Excerpt —

Oh ouch, sorry about that text! I wonder if that person felt they were saving you from yourself or something (I did receive feedback like that once from a cousin I’ve barely ever seen or spoken to IRL). Glad you were able to move past that even if it took months🥲

I’ve asked myself the same question (more kindly) as I don’t want my writing to be a public journal but I’ve also realised my own experiences are my best authority. My desire to share isn’t about affirmation or venting but about connecting with people on the off chance my experiences speak to theirs, too.

Tessa Carranza-Hawthorn's avatar

I think there’s also a lot to be said for mastering your craft. Putting in the hours at the page, taking writing courses (memoir, essay etc) to learn how to execute the like between public diary and work that connects with readers.

suansita خوري's avatar

Yes, absolutely!

Janelle's avatar

Knowing mostly the girl you once were, I absolutely love to read your pieces about the experiences you’ve had and the woman you’ve become…and I will look forward to witnessing the many iterations of you that you will continue to discover, Tessa. All stories written or told are human stories, and the value in writing the story of the self cannot be measured by how widely it appeals, but how deftly the story lands upon those audiences in which it does strike a chord. Keep composing!

Tessa Carranza-Hawthorn's avatar

Janelle this comment really made me cry (excuse my postpartum hormones). It took me back to the boarding house and then made me think about everything life puts in front of us between girl and womanhood. And how amazing it is for someone (you) to have care for, and interest in, that evolution.

Sally-Shakti Willow, PhD's avatar

‘The thing you are writing is the answer to what you are facing.’ Love this. Very resonant! Thank you.

Tessa Carranza-Hawthorn's avatar

Thank you for reading and sharing!

Sally-Shakti Willow, PhD's avatar

You’re welcome!

Sarah Hepburn's avatar

I winced reading about the message you received. I felt very vulnerable when I first started writing and feared deeply what others would think. When those feelings pop up now, I remind myself that if my words help one person, it was worth hitting publish. We all need connection, and sharing our stories is truly a brave and generous thing to do!

Tessa Carranza-Hawthorn's avatar

Thank you for the solidarity! It was a tough little pill to swallow, but also a great hurdle to overcome. I tell myself the same things you tell yourself too. And I really believe it <3

Piers McEwan's avatar

Great piece. Thanks for sharing. ✨

Tessa Carranza-Hawthorn's avatar

Thank you for reading 🙏

Just Another Mum's avatar

This resonates so much. I love reading your writing :)

Entries shown —
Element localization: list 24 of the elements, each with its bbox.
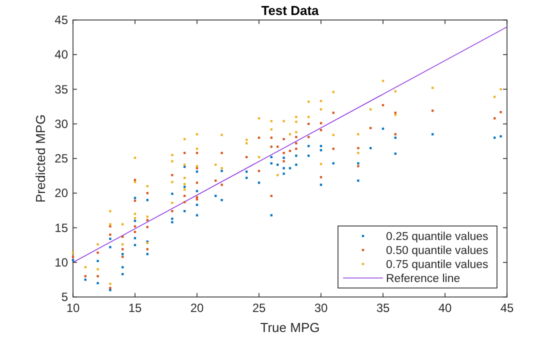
y-tick-label: 30 [54,116,68,131]
legend-label: Reference line [386,273,460,285]
legend-label: 0.75 quantile values [386,259,489,271]
x-tick-label: 25 [252,301,266,315]
y-tick-label: 35 [54,82,68,96]
legend-label: 0.50 quantile values [386,245,489,257]
y-tick-label: 25 [54,152,68,166]
x-tick-label: 30 [314,301,328,315]
legend-label: 0.25 quantile values [386,231,489,243]
x-axis-title: True MPG [260,320,320,335]
x-tick-label: 10 [66,301,80,315]
y-tick-label: 20 [54,186,68,200]
y-tick-label: 15 [54,220,68,235]
x-tick-label: 35 [376,301,390,315]
x-tick-label: 15 [128,301,142,315]
y-tick-label: 45 [54,13,68,27]
y-tick-label: 5 [61,290,68,304]
x-tick-label: 20 [190,301,204,315]
chart-title: Test Data [261,3,320,18]
x-tick-label: 40 [438,301,452,315]
y-tick-label: 40 [54,48,68,62]
y-axis-title: Predicted MPG [33,114,48,203]
y-tick-label: 10 [54,255,68,270]
x-tick-label: 45 [500,301,514,315]
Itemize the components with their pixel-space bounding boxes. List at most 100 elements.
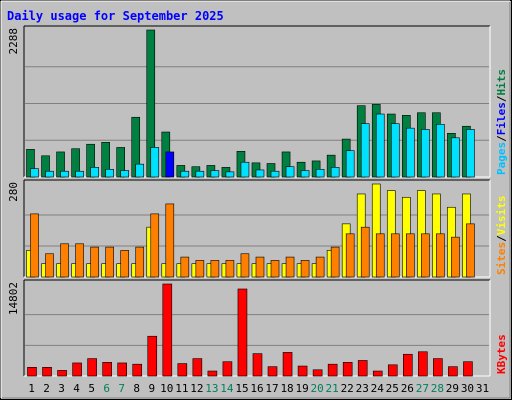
bar-kbytes-day-16 <box>252 353 263 377</box>
bar-sites-day-28 <box>436 233 445 278</box>
bar-sites-day-21 <box>330 246 340 278</box>
bar-kbytes-day-3 <box>57 370 67 377</box>
bar-files-day-26 <box>406 127 415 178</box>
bar-sites-day-5 <box>90 246 99 278</box>
bar-kbytes-day-14 <box>222 361 233 377</box>
x-label-day-2: 2 <box>43 382 50 395</box>
bar-files-day-29 <box>451 137 460 178</box>
bar-kbytes-day-4 <box>72 362 82 377</box>
x-label-day-30: 30 <box>461 382 474 395</box>
y-max-label: 2288 <box>7 28 20 55</box>
bar-kbytes-day-19 <box>297 365 308 377</box>
x-label-day-22: 22 <box>341 382 354 395</box>
bar-kbytes-day-11 <box>177 363 188 377</box>
bar-sites-day-25 <box>390 233 400 278</box>
x-label-day-9: 9 <box>148 382 155 395</box>
bar-kbytes-day-29 <box>448 366 458 377</box>
bar-sites-day-26 <box>406 233 415 278</box>
bar-kbytes-day-22 <box>342 362 353 377</box>
x-label-day-1: 1 <box>28 382 35 395</box>
bar-files-day-7 <box>120 170 129 178</box>
x-label-day-4: 4 <box>73 382 80 395</box>
bar-files-day-8 <box>135 163 145 178</box>
x-label-day-18: 18 <box>280 382 293 395</box>
bar-files-day-1 <box>30 168 39 178</box>
legend-item: Sites <box>495 242 508 275</box>
bar-files-day-14 <box>225 171 235 178</box>
x-label-day-15: 15 <box>235 382 248 395</box>
x-label-day-12: 12 <box>190 382 203 395</box>
x-label-day-28: 28 <box>431 382 444 395</box>
bar-kbytes-day-6 <box>102 362 112 377</box>
bar-kbytes-day-2 <box>42 366 52 377</box>
x-label-day-23: 23 <box>356 382 369 395</box>
bar-files-day-18 <box>285 166 295 178</box>
bar-sites-day-22 <box>345 233 355 278</box>
x-label-day-5: 5 <box>88 382 95 395</box>
bar-sites-day-17 <box>270 260 280 278</box>
bar-sites-day-20 <box>315 256 325 278</box>
x-label-day-6: 6 <box>103 382 110 395</box>
legend-separator: / <box>495 95 508 102</box>
bar-kbytes-day-8 <box>132 363 143 377</box>
bar-files-day-11 <box>180 170 190 178</box>
bar-kbytes-day-15 <box>237 288 248 377</box>
bar-sites-day-27 <box>421 233 430 278</box>
bar-sites-day-10 <box>165 203 175 278</box>
bar-sites-day-14 <box>225 260 235 278</box>
bar-files-day-17 <box>270 170 280 178</box>
bar-files-day-16 <box>255 169 265 178</box>
legend: Sites/Visits <box>495 196 508 276</box>
bar-files-day-22 <box>345 150 355 178</box>
x-label-day-17: 17 <box>265 382 278 395</box>
legend-item: KBytes <box>495 334 508 374</box>
x-label-day-31: 31 <box>476 382 489 395</box>
x-axis-day-labels: 1 2 3 4 5 6 7 8 9 10 11 12 13 14 15 16 17 18 19 20 21 22 23 24 2… <box>28 382 489 395</box>
bar-files-day-4 <box>75 170 84 178</box>
x-label-day-24: 24 <box>371 382 385 395</box>
legend-item: Pages <box>495 142 508 175</box>
bar-kbytes-day-10 <box>162 283 173 377</box>
bar-kbytes-day-26 <box>403 353 413 377</box>
x-label-day-19: 19 <box>295 382 308 395</box>
bar-sites-day-3 <box>60 243 69 278</box>
bar-files-day-2 <box>45 170 54 178</box>
bar-files-day-9 <box>150 147 160 178</box>
x-label-day-21: 21 <box>326 382 339 395</box>
bar-sites-day-1 <box>30 213 39 278</box>
x-label-day-14: 14 <box>220 382 234 395</box>
bar-files-day-28 <box>436 124 445 178</box>
x-label-day-7: 7 <box>118 382 125 395</box>
bar-sites-day-2 <box>45 253 54 278</box>
y-max-label: 14802 <box>7 282 20 315</box>
bar-sites-day-16 <box>255 256 265 278</box>
panel-kbytes: 14802 KBytes <box>7 279 508 377</box>
bar-kbytes-day-7 <box>117 362 127 377</box>
bar-sites-day-13 <box>210 260 220 278</box>
bar-sites-day-23 <box>360 226 370 278</box>
bar-sites-day-24 <box>375 233 385 278</box>
bar-kbytes-day-25 <box>387 364 398 377</box>
x-label-day-20: 20 <box>311 382 324 395</box>
bar-files-day-13 <box>210 170 220 178</box>
legend-item: Hits <box>495 69 508 96</box>
bar-kbytes-day-20 <box>312 369 323 377</box>
bar-files-day-6 <box>105 168 114 178</box>
bar-kbytes-day-1 <box>27 366 37 377</box>
bar-sites-day-19 <box>300 260 310 278</box>
x-label-day-25: 25 <box>386 382 399 395</box>
x-label-day-26: 26 <box>401 382 414 395</box>
x-label-day-3: 3 <box>58 382 65 395</box>
bar-sites-day-4 <box>75 243 84 278</box>
bar-files-day-30 <box>466 129 475 178</box>
bar-sites-day-6 <box>105 246 114 278</box>
legend: KBytes <box>495 334 508 374</box>
bar-kbytes-day-23 <box>357 360 368 377</box>
x-label-day-13: 13 <box>205 382 218 395</box>
bar-kbytes-day-24 <box>372 370 383 377</box>
bar-sites-day-11 <box>180 256 190 278</box>
bar-sites-day-8 <box>135 246 145 278</box>
bar-files-day-10 <box>165 151 175 178</box>
bar-files-day-19 <box>300 170 310 178</box>
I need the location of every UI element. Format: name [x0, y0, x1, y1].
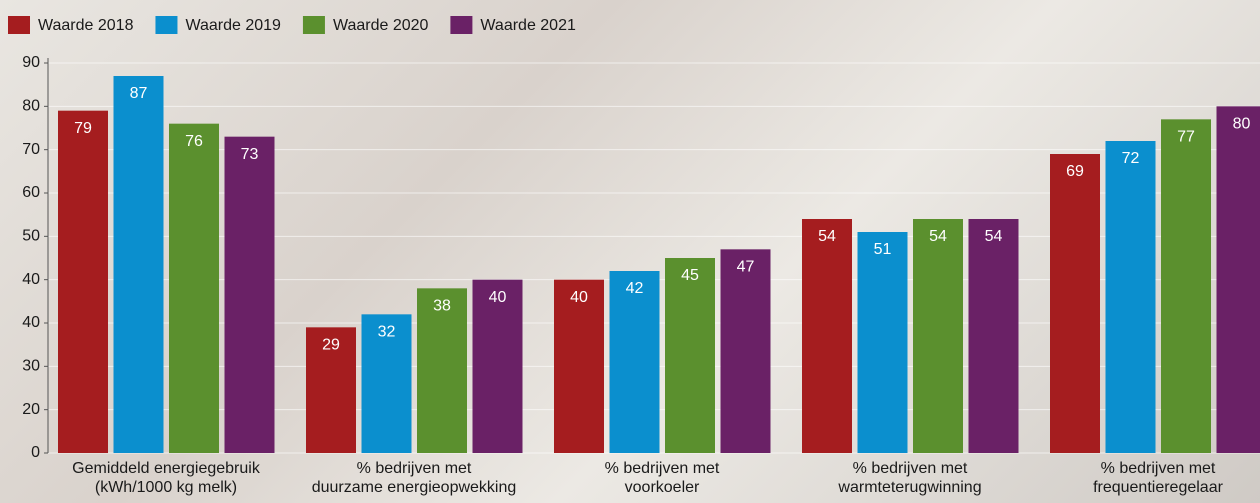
data-label: 29	[322, 337, 340, 354]
bar	[1050, 154, 1100, 453]
data-label: 45	[681, 267, 699, 284]
bar	[969, 219, 1019, 453]
x-tick-label: duurzame energieopwekking	[312, 479, 517, 496]
legend-swatch	[155, 16, 177, 34]
y-tick-label: 50	[22, 228, 40, 245]
bar	[1106, 141, 1156, 453]
x-tick-label: % bedrijven met	[853, 460, 968, 477]
chart: Waarde 2018 Waarde 2019 Waarde 2020 Waarde …	[0, 0, 1260, 503]
data-label: 73	[241, 146, 259, 163]
data-label: 72	[1122, 150, 1140, 167]
bar	[1217, 106, 1260, 453]
data-label: 40	[570, 289, 588, 306]
x-tick-label: % bedrijven met	[357, 460, 472, 477]
bar	[665, 258, 715, 453]
bar	[169, 124, 219, 453]
data-label: 51	[874, 241, 892, 258]
bar	[225, 137, 275, 453]
data-label: 40	[489, 289, 507, 306]
y-tick-label: 80	[22, 98, 40, 115]
x-tick-label: voorkoeler	[625, 479, 700, 496]
legend-label: Waarde 2020	[333, 17, 429, 34]
x-tick-label: % bedrijven met	[1101, 460, 1216, 477]
bar	[802, 219, 852, 453]
legend-label: Waarde 2021	[480, 17, 576, 34]
bar	[913, 219, 963, 453]
data-label: 76	[185, 133, 203, 150]
data-label: 77	[1177, 129, 1195, 146]
data-label: 54	[818, 228, 836, 245]
y-tick-label: 20	[22, 401, 40, 418]
legend-swatch	[303, 16, 325, 34]
legend-swatch	[8, 16, 30, 34]
data-label: 47	[737, 259, 755, 276]
y-tick-label: 70	[22, 141, 40, 158]
y-tick-label: 30	[22, 358, 40, 375]
bar	[114, 76, 164, 453]
x-tick-label: % bedrijven met	[605, 460, 720, 477]
bar	[858, 232, 908, 453]
data-label: 54	[929, 228, 947, 245]
bar	[1161, 119, 1211, 453]
legend-swatch	[450, 16, 472, 34]
data-label: 87	[130, 85, 148, 102]
data-label: 69	[1066, 163, 1084, 180]
y-tick-label: 0	[31, 444, 40, 461]
data-label: 79	[74, 120, 92, 137]
y-tick-label: 60	[22, 184, 40, 201]
legend-label: Waarde 2018	[38, 17, 134, 34]
x-tick-label: warmteterugwinning	[837, 479, 981, 496]
legend-label: Waarde 2019	[185, 17, 281, 34]
data-label: 54	[985, 228, 1003, 245]
x-tick-label: (kWh/1000 kg melk)	[95, 479, 237, 496]
x-tick-label: frequentieregelaar	[1093, 479, 1224, 496]
x-tick-label: Gemiddeld energiegebruik	[72, 460, 261, 477]
bar	[721, 249, 771, 453]
data-label: 80	[1233, 116, 1251, 133]
data-label: 42	[626, 280, 644, 297]
y-tick-label: 40	[22, 271, 40, 288]
bar	[610, 271, 660, 453]
data-label: 38	[433, 298, 451, 315]
bar	[58, 111, 108, 453]
y-tick-label: 40	[22, 314, 40, 331]
data-label: 32	[378, 324, 396, 341]
y-tick-label: 90	[22, 54, 40, 71]
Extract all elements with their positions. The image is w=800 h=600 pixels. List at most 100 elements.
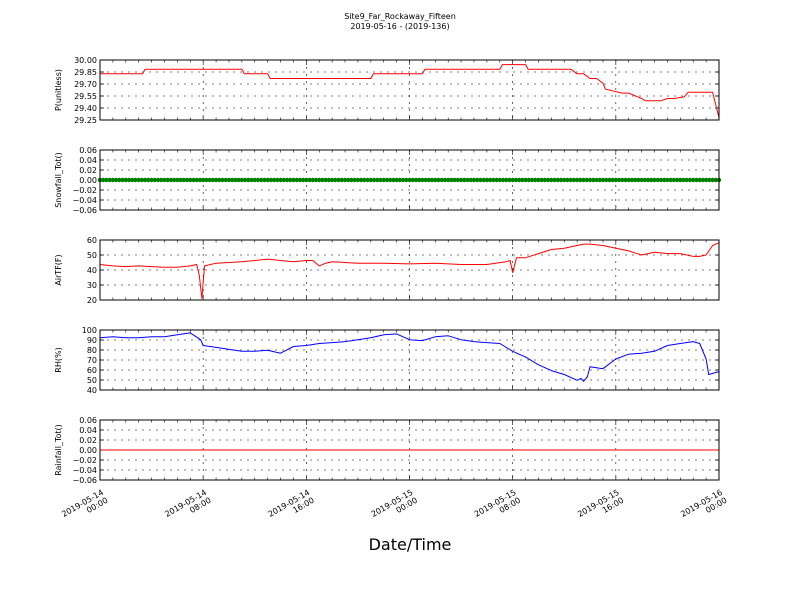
x-tick-label: 2019-05-1408:00 xyxy=(163,488,212,527)
snowfall-point xyxy=(313,177,319,183)
snowfall-point xyxy=(475,177,480,183)
rh-y-tick-label: 80 xyxy=(87,346,97,355)
rainfall-y-tick-label: −0.04 xyxy=(72,466,97,475)
airtemp-frame xyxy=(99,239,720,301)
snowfall-point xyxy=(500,177,506,183)
pressure-series-line xyxy=(100,64,720,118)
snowfall-point xyxy=(342,177,348,183)
snowfall-point xyxy=(600,177,606,183)
snowfall-point xyxy=(658,177,664,183)
pressure-y-tick-label: 30.00 xyxy=(74,56,97,65)
snowfall-point xyxy=(487,177,493,183)
snowfall-point xyxy=(616,177,622,183)
snowfall-point xyxy=(258,177,264,183)
snowfall-point xyxy=(358,177,364,183)
snowfall-point xyxy=(181,177,187,183)
snowfall-point xyxy=(236,177,241,183)
snowfall-point xyxy=(165,177,170,183)
snowfall-point xyxy=(632,177,638,183)
snowfall-point xyxy=(368,177,374,183)
snowfall-point xyxy=(288,177,293,183)
rainfall-y-tick-label: 0.02 xyxy=(79,436,97,445)
rainfall-y-axis-label: Rainfall_Tot() xyxy=(54,424,63,476)
snowfall-point xyxy=(339,177,344,183)
snowfall-y-axis-label: Snowfall_Tot() xyxy=(54,152,63,208)
snowfall-point xyxy=(597,177,602,183)
snowfall-point xyxy=(126,177,132,183)
snowfall-point xyxy=(565,177,570,183)
pressure-y-axis-label: P(unitless) xyxy=(54,69,63,111)
snowfall-point xyxy=(297,177,303,183)
snowfall-point xyxy=(555,177,561,183)
snowfall-point xyxy=(697,177,702,183)
snowfall-point xyxy=(568,177,573,183)
snowfall-point xyxy=(336,177,341,183)
snowfall-point xyxy=(146,177,151,183)
pressure-frame xyxy=(99,59,720,121)
snowfall-point xyxy=(197,177,203,183)
rainfall-y-tick-label: 0.04 xyxy=(79,426,97,435)
snowfall-point xyxy=(665,177,670,183)
rainfall-frame xyxy=(99,419,720,481)
snowfall-point xyxy=(571,177,577,183)
snowfall-point xyxy=(284,177,290,183)
snowfall-point xyxy=(291,177,296,183)
snowfall-point xyxy=(413,177,419,183)
snowfall-point xyxy=(442,177,448,183)
snowfall-point xyxy=(478,177,483,183)
snowfall-point xyxy=(674,177,680,183)
snowfall-point xyxy=(210,177,216,183)
snowfall-point xyxy=(407,177,412,183)
snowfall-point xyxy=(184,177,190,183)
x-tick-labels: 2019-05-1400:00 2019-05-1408:00 2019-05-14… xyxy=(60,488,728,527)
pressure-y-tick-label: 29.85 xyxy=(74,68,97,77)
snowfall-point xyxy=(703,177,709,183)
snowfall-point xyxy=(410,177,415,183)
snowfall-point xyxy=(175,177,180,183)
snowfall-y-tick-label: −0.04 xyxy=(72,196,97,205)
pressure-y-tick-label: 29.25 xyxy=(74,116,97,125)
snowfall-point xyxy=(104,177,109,183)
snowfall-point xyxy=(101,177,106,183)
snowfall-point xyxy=(123,177,128,183)
snowfall-point xyxy=(378,177,383,183)
snowfall-point xyxy=(107,177,112,183)
snowfall-point xyxy=(139,177,145,183)
snowfall-point xyxy=(142,177,148,183)
snowfall-point xyxy=(626,177,631,183)
snowfall-point xyxy=(323,177,328,183)
snowfall-point xyxy=(452,177,457,183)
chart-title: Site9_Far_Rockaway_Fifteen xyxy=(344,12,456,21)
snowfall-point xyxy=(558,177,564,183)
snowfall-point xyxy=(510,177,515,183)
snowfall-point xyxy=(130,177,135,183)
rh-y-axis-label: RH(%) xyxy=(54,347,63,372)
snowfall-point xyxy=(213,177,219,183)
snowfall-point xyxy=(710,177,715,183)
snowfall-panel: 0.060.040.020.00−0.02−0.04−0.06 Snowfall_… xyxy=(54,146,722,215)
snowfall-point xyxy=(246,177,251,183)
x-tick-label: 2019-05-1400:00 xyxy=(60,488,109,527)
snowfall-point xyxy=(587,177,593,183)
snowfall-point xyxy=(649,177,654,183)
snowfall-point xyxy=(516,177,522,183)
snowfall-point xyxy=(320,177,325,183)
airtemp-y-tick-label: 60 xyxy=(87,236,97,245)
snowfall-point xyxy=(678,177,683,183)
snowfall-point xyxy=(691,177,696,183)
snowfall-point xyxy=(449,177,454,183)
snowfall-point xyxy=(226,177,232,183)
pressure-panel: 30.00 29.85 29.70 29.55 29.40 29.25 P(unitless… xyxy=(54,56,720,125)
snowfall-point xyxy=(684,177,689,183)
snowfall-point xyxy=(268,177,274,183)
snowfall-point xyxy=(249,177,254,183)
snowfall-point xyxy=(700,177,706,183)
snowfall-point xyxy=(310,177,315,183)
snowfall-point xyxy=(481,177,486,183)
airtemp-y-tick-label: 20 xyxy=(87,296,97,305)
snowfall-point xyxy=(194,177,199,183)
snowfall-point xyxy=(584,177,590,183)
snowfall-point xyxy=(371,177,377,183)
snowfall-point xyxy=(178,177,183,183)
snowfall-point xyxy=(191,177,196,183)
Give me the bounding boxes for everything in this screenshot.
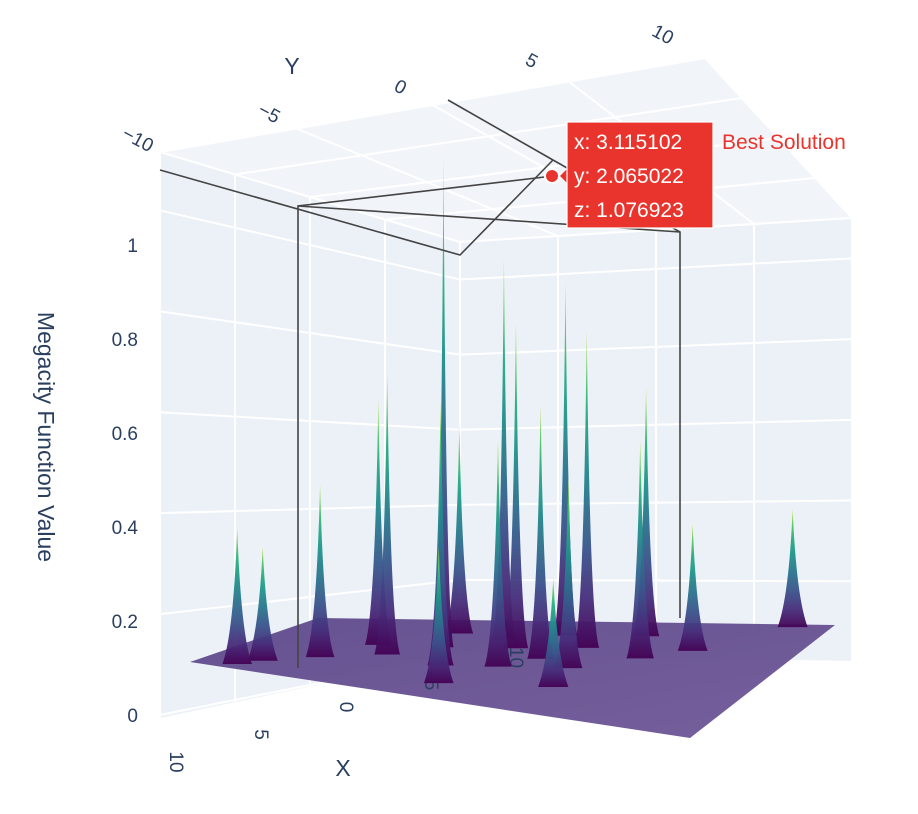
- surface-peak: [777, 508, 808, 628]
- z-tick-label: 0.2: [112, 612, 138, 633]
- surface-peak: [538, 577, 569, 687]
- surface-peak: [305, 484, 335, 658]
- surface-peak: [433, 156, 454, 648]
- surface-peak: [527, 404, 554, 659]
- surface-peak: [374, 372, 401, 655]
- z-tick-label: 0.4: [112, 518, 139, 539]
- surface-peak: [445, 424, 474, 634]
- surface-peaks: [222, 156, 808, 687]
- x-tick-label: 10: [165, 751, 186, 772]
- surface-peak: [222, 527, 252, 665]
- top-gridline-b: [704, 57, 853, 219]
- y-tick-label: 10: [648, 21, 677, 49]
- spike-back-top: [447, 99, 554, 161]
- y-tick-label: 5: [522, 50, 541, 74]
- surface-peak: [492, 257, 516, 640]
- y-tick-label: 0: [390, 76, 409, 100]
- hover-y-value: y: 2.065022: [574, 165, 684, 188]
- surface-peak: [427, 401, 454, 666]
- best-solution-hover: x: 3.115102 y: 2.065022 z: 1.076923 Best…: [560, 121, 846, 229]
- surface-peak: [626, 440, 654, 659]
- x-axis-title: X: [335, 755, 350, 781]
- y-axis-title: Y: [284, 53, 299, 79]
- surface-peak: [554, 477, 583, 669]
- hover-pointer: [560, 168, 568, 184]
- x-tick-label: 0: [335, 702, 356, 713]
- surface-peak: [632, 386, 660, 637]
- surface-peak: [677, 523, 708, 651]
- surface-peak: [553, 281, 578, 636]
- best-solution-marker[interactable]: [544, 168, 560, 184]
- surface-peak: [503, 320, 529, 649]
- surface-peak: [247, 547, 278, 661]
- z-axis-ticks: 0 0.2 0.4 0.6 0.8 1: [112, 236, 139, 727]
- z-tick-label: 1: [127, 236, 138, 257]
- y-tick-label: −10: [118, 123, 156, 157]
- z-tick-label: 0: [127, 706, 138, 727]
- z-tick-label: 0.6: [112, 424, 138, 445]
- z-tick-label: 0.8: [112, 330, 138, 351]
- z-axis-title: Megacity Function Value: [33, 312, 59, 562]
- hover-z-value: z: 1.076923: [574, 199, 684, 222]
- hover-box: [566, 121, 714, 229]
- surface-peak: [423, 546, 454, 684]
- surface-peak: [484, 439, 512, 667]
- y-tick-label: −5: [254, 100, 283, 129]
- surface-peak: [364, 399, 392, 645]
- hover-trace-name: Best Solution: [722, 131, 846, 154]
- surface-floor: [190, 618, 835, 738]
- spike-to-top: [159, 159, 554, 256]
- x-tick-label: 5: [250, 729, 271, 740]
- hover-x-value: x: 3.115102: [574, 131, 682, 154]
- surface-peak: [574, 329, 600, 648]
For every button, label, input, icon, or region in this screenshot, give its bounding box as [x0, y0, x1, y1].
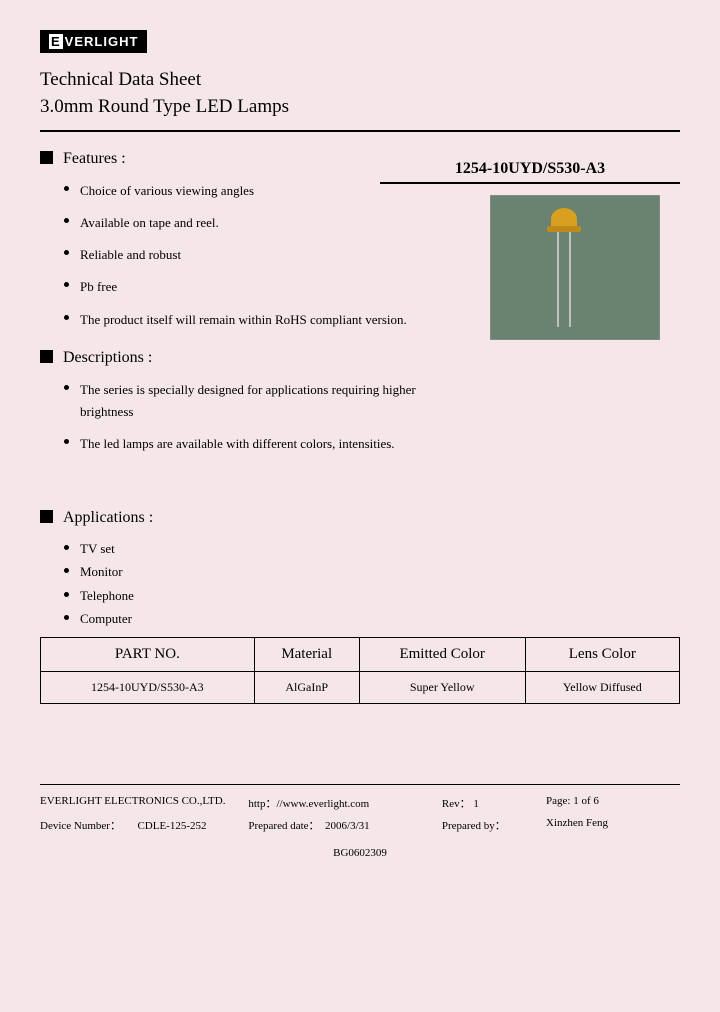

What this task involves — In one to three sentences, explain what reason Sarah Hepburn gives in the comment thread for publishing despite feeling vulnerable. The rows above are not needed here.

Response for this exercise — When fears about what others will think come up, Sarah Hepburn remembers that if the words help one person, publishing was worth it. The comment adds that everyone needs connection and that sharing stories is a brave and generous thing to do.